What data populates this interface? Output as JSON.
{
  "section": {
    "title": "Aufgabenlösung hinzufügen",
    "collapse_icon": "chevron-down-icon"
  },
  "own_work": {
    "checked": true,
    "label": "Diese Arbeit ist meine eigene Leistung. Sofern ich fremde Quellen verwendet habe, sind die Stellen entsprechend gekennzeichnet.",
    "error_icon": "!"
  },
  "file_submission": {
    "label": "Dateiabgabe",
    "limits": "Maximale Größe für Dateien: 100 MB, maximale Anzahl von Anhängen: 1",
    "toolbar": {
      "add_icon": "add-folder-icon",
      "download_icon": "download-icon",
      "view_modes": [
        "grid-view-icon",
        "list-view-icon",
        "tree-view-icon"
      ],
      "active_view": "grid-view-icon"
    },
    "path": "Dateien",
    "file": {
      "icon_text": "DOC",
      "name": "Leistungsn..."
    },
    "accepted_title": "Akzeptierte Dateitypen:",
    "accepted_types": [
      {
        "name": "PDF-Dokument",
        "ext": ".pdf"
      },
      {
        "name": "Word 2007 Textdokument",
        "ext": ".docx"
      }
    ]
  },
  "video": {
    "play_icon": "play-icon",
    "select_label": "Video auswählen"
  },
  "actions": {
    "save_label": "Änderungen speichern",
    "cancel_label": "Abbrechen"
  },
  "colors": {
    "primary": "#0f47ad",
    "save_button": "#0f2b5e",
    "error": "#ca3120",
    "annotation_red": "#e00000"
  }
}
═══
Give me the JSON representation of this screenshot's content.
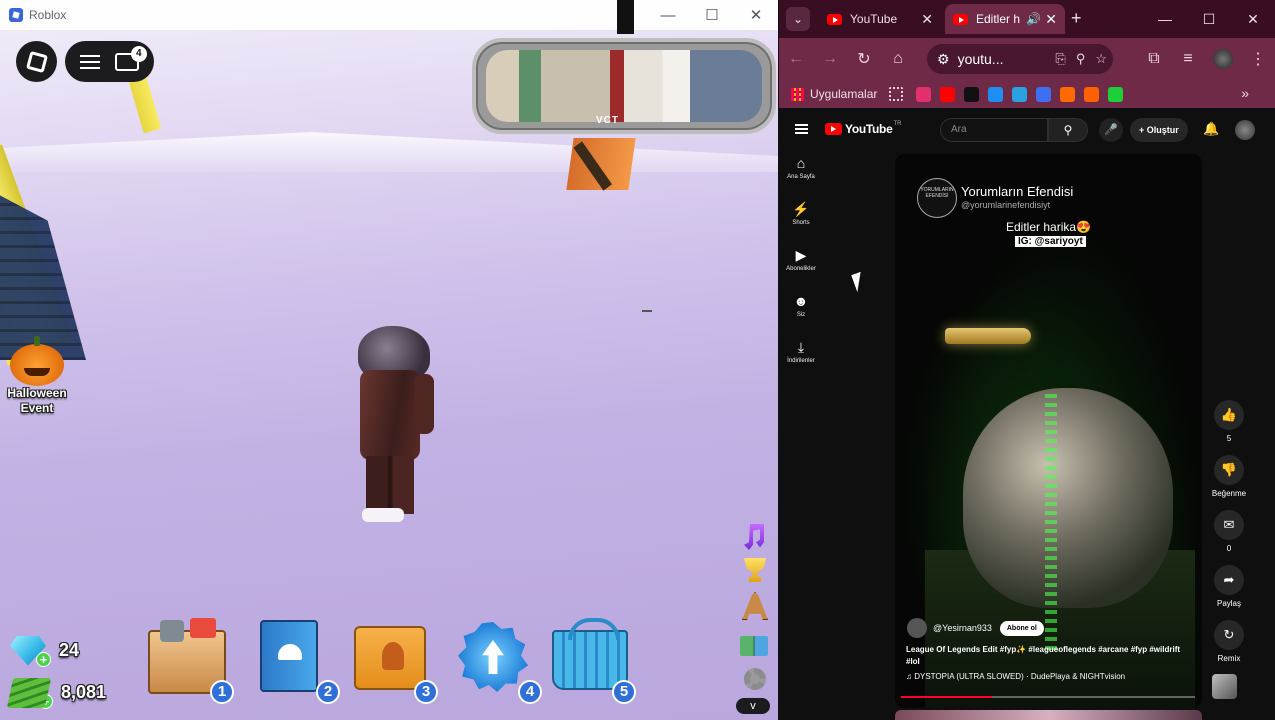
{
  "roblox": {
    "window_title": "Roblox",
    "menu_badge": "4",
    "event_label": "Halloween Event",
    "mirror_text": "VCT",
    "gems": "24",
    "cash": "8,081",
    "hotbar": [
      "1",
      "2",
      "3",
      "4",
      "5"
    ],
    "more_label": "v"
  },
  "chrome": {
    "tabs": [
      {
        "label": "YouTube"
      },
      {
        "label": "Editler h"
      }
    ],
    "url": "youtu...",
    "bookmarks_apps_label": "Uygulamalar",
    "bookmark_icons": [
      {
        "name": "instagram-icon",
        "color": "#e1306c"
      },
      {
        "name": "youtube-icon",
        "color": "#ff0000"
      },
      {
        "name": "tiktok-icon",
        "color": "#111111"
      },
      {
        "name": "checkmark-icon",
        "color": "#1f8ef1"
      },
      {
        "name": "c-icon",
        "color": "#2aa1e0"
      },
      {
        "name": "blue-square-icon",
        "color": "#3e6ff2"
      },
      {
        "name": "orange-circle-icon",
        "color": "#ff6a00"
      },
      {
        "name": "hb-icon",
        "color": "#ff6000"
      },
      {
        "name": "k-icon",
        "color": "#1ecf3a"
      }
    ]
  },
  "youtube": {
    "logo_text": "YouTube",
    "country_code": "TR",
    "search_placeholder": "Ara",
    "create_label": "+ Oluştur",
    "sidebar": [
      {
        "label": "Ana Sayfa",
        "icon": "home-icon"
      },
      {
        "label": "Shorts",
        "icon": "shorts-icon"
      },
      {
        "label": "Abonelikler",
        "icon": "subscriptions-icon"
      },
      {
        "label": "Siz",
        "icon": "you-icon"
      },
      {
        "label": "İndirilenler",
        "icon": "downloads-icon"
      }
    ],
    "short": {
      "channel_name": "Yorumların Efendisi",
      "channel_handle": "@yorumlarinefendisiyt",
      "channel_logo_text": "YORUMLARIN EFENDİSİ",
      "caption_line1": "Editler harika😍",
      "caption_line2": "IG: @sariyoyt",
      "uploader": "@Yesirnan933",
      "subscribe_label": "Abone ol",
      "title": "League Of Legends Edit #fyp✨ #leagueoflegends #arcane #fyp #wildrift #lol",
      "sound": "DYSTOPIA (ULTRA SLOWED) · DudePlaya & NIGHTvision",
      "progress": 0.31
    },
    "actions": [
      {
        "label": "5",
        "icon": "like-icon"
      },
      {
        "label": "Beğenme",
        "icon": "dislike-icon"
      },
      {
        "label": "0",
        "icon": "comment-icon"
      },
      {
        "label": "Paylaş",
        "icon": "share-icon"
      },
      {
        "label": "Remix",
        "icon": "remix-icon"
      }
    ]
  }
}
═══
→ Directions:
Gather every line from the listing above in which "Dateien" appears, and copy those lines.

→ Exercise response:
    "limits": "Maximale Größe für Dateien: 100 MB, maximale Anzahl von Anhängen: 1",
    "path": "Dateien",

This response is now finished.